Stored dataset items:
════════════════════

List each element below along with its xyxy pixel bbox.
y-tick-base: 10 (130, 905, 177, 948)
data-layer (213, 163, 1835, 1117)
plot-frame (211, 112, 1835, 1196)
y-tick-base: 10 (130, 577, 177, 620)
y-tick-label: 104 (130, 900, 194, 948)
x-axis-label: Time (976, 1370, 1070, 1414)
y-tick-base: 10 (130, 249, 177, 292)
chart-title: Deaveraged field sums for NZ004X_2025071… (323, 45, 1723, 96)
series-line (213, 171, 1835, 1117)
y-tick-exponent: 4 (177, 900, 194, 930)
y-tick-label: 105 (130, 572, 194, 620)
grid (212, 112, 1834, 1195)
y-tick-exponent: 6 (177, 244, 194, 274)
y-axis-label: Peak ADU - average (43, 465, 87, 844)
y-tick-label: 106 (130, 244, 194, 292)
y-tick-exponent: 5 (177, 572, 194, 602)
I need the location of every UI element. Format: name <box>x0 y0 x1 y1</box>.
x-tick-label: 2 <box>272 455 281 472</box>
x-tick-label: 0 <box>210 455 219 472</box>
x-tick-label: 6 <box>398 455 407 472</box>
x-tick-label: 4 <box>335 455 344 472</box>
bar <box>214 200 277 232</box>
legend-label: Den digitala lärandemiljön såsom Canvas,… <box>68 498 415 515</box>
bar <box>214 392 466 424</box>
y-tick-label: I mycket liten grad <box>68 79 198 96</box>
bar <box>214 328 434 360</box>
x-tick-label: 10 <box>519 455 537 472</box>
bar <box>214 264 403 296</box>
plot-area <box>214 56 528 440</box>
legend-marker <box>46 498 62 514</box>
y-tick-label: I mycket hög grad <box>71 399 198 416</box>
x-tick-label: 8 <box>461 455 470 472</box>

════════════════════

*INSTRUCTIONS FOR THE TASK*:
Render each line of the listing above as a Markdown table row under the columns Row and Line. Number the rows in order and leave out any blank lines.

*OUTPUT BELOW*:
| Row | Line |
|---|---|
| 1 | List each element below along with its xyxy pixel bbox. |
| 2 | y-tick-base: 10 (130, 905, 177, 948) |
| 3 | data-layer (213, 163, 1835, 1117) |
| 4 | plot-frame (211, 112, 1835, 1196) |
| 5 | y-tick-base: 10 (130, 577, 177, 620) |
| 6 | y-tick-label: 104 (130, 900, 194, 948) |
| 7 | x-axis-label: Time (976, 1370, 1070, 1414) |
| 8 | y-tick-base: 10 (130, 249, 177, 292) |
| 9 | chart-title: Deaveraged field sums for NZ004X_2025071… (323, 45, 1723, 96) |
| 10 | series-line (213, 171, 1835, 1117) |
| 11 | y-tick-exponent: 4 (177, 900, 194, 930) |
| 12 | y-tick-label: 105 (130, 572, 194, 620) |
| 13 | grid (212, 112, 1834, 1195) |
| 14 | y-tick-exponent: 6 (177, 244, 194, 274) |
| 15 | y-axis-label: Peak ADU - average (43, 465, 87, 844) |
| 16 | y-tick-label: 106 (130, 244, 194, 292) |
| 17 | y-tick-exponent: 5 (177, 572, 194, 602) |
| 18 | I need the location of every UI element. Format: name <box>x0 y0 x1 y1</box>. |
| 19 | x-tick-label: 2 <box>272 455 281 472</box> |
| 20 | x-tick-label: 0 <box>210 455 219 472</box> |
| 21 | x-tick-label: 6 <box>398 455 407 472</box> |
| 22 | x-tick-label: 4 <box>335 455 344 472</box> |
| 23 | bar <box>214 200 277 232</box> |
| 24 | legend-label: Den digitala lärandemiljön såsom Canvas,… <box>68 498 415 515</box> |
| 25 | bar <box>214 392 466 424</box> |
| 26 | y-tick-label: I mycket liten grad <box>68 79 198 96</box> |
| 27 | bar <box>214 328 434 360</box> |
| 28 | x-tick-label: 10 <box>519 455 537 472</box> |
| 29 | bar <box>214 264 403 296</box> |
| 30 | plot-area <box>214 56 528 440</box> |
| 31 | legend-marker <box>46 498 62 514</box> |
| 32 | y-tick-label: I mycket hög grad <box>71 399 198 416</box> |
| 33 | x-tick-label: 8 <box>461 455 470 472</box> |